◆ What you are asked to do ◆
In the listing below, how many lines contain the word "scale"? Please respond with the number only.

◆ Data for processing ◆
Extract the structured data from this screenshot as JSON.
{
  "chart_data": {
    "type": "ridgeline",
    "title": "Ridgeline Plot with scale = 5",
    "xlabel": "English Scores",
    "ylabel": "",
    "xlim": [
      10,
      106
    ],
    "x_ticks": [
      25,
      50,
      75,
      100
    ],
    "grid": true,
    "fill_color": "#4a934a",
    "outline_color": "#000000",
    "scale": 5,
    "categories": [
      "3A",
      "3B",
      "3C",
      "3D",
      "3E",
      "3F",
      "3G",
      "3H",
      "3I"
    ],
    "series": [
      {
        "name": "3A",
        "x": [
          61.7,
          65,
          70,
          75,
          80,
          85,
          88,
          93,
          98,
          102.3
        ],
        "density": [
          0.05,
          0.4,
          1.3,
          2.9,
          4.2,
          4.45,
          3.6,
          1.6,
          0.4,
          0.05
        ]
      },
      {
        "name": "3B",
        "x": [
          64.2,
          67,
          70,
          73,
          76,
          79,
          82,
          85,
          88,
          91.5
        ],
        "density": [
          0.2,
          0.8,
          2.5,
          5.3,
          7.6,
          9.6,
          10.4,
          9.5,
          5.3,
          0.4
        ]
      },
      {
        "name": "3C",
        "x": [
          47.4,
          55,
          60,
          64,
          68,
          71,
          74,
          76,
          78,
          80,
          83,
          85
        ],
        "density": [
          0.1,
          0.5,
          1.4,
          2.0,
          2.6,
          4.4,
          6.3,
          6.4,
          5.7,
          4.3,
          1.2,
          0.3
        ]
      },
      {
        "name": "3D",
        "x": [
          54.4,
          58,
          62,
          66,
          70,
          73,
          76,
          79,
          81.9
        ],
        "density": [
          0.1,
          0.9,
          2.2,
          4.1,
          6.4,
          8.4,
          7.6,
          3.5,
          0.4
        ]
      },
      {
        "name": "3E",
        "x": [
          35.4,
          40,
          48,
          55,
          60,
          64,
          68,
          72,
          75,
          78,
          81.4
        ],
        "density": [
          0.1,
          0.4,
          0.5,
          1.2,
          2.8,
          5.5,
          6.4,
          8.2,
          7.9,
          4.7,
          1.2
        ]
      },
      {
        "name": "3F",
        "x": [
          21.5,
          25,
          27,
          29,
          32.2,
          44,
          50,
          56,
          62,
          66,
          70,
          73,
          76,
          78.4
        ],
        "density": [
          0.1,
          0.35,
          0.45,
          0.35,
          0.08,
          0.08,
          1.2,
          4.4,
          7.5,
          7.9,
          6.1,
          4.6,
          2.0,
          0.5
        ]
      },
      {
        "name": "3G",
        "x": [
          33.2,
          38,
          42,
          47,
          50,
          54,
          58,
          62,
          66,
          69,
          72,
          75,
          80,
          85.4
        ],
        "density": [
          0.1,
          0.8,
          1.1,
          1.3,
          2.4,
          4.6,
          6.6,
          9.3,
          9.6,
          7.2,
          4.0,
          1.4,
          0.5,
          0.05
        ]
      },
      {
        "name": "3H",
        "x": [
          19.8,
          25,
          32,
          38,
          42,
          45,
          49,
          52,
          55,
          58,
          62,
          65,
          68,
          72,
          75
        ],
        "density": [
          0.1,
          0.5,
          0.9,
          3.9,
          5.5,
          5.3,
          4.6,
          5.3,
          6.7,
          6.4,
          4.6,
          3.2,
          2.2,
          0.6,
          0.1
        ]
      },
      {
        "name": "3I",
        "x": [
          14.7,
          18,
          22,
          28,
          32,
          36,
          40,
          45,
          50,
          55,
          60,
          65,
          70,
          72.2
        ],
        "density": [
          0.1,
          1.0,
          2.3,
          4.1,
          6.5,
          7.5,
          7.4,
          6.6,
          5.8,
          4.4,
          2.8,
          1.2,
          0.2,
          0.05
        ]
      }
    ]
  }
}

◆ Response below ◆
2